::: ENTRIES PROVIDED :::

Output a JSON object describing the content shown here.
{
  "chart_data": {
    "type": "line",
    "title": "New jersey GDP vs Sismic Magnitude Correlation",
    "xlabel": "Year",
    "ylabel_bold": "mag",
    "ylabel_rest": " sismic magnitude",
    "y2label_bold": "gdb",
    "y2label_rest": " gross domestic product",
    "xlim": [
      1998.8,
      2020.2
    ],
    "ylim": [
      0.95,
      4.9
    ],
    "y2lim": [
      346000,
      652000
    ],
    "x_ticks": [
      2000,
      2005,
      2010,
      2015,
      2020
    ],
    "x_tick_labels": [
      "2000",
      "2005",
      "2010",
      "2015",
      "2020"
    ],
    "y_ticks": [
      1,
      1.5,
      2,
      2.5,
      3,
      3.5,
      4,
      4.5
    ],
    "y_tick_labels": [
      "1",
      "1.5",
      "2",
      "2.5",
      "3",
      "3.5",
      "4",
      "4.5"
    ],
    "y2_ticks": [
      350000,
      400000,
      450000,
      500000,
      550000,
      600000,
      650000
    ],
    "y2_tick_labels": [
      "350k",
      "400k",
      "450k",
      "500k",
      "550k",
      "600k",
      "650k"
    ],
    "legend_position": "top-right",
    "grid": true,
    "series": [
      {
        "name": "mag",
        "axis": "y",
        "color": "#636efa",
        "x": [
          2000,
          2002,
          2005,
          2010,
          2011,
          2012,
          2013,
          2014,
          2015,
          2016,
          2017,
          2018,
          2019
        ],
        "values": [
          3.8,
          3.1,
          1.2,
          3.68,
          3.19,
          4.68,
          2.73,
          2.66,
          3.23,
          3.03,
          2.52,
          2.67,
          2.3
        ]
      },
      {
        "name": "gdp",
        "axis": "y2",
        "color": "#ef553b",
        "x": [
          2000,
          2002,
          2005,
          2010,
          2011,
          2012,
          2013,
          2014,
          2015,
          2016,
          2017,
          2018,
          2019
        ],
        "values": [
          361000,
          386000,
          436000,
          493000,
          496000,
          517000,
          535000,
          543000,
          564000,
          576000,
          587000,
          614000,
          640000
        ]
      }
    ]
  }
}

:::

### WHAT IS EXPECTED
Faithfully reproduce all of the records, character for character.

### WRITTEN ANSWER
Output a JSON object describing the content shown here.
{
  "chart_data": {
    "type": "line",
    "title": "New jersey GDP vs Sismic Magnitude Correlation",
    "xlabel": "Year",
    "ylabel_bold": "mag",
    "ylabel_rest": " sismic magnitude",
    "y2label_bold": "gdb",
    "y2label_rest": " gross domestic product",
    "xlim": [
      1998.8,
      2020.2
    ],
    "ylim": [
      0.95,
      4.9
    ],
    "y2lim": [
      346000,
      652000
    ],
    "x_ticks": [
      2000,
      2005,
      2010,
      2015,
      2020
    ],
    "x_tick_labels": [
      "2000",
      "2005",
      "2010",
      "2015",
      "2020"
    ],
    "y_ticks": [
      1,
      1.5,
      2,
      2.5,
      3,
      3.5,
      4,
      4.5
    ],
    "y_tick_labels": [
      "1",
      "1.5",
      "2",
      "2.5",
      "3",
      "3.5",
      "4",
      "4.5"
    ],
    "y2_ticks": [
      350000,
      400000,
      450000,
      500000,
      550000,
      600000,
      650000
    ],
    "y2_tick_labels": [
      "350k",
      "400k",
      "450k",
      "500k",
      "550k",
      "600k",
      "650k"
    ],
    "legend_position": "top-right",
    "grid": true,
    "series": [
      {
        "name": "mag",
        "axis": "y",
        "color": "#636efa",
        "x": [
          2000,
          2002,
          2005,
          2010,
          2011,
          2012,
          2013,
          2014,
          2015,
          2016,
          2017,
          2018,
          2019
        ],
        "values": [
          3.8,
          3.1,
          1.2,
          3.68,
          3.19,
          4.68,
          2.73,
          2.66,
          3.23,
          3.03,
          2.52,
          2.67,
          2.3
        ]
      },
      {
        "name": "gdp",
        "axis": "y2",
        "color": "#ef553b",
        "x": [
          2000,
          2002,
          2005,
          2010,
          2011,
          2012,
          2013,
          2014,
          2015,
          2016,
          2017,
          2018,
          2019
        ],
        "values": [
          361000,
          386000,
          436000,
          493000,
          496000,
          517000,
          535000,
          543000,
          564000,
          576000,
          587000,
          614000,
          640000
        ]
      }
    ]
  }
}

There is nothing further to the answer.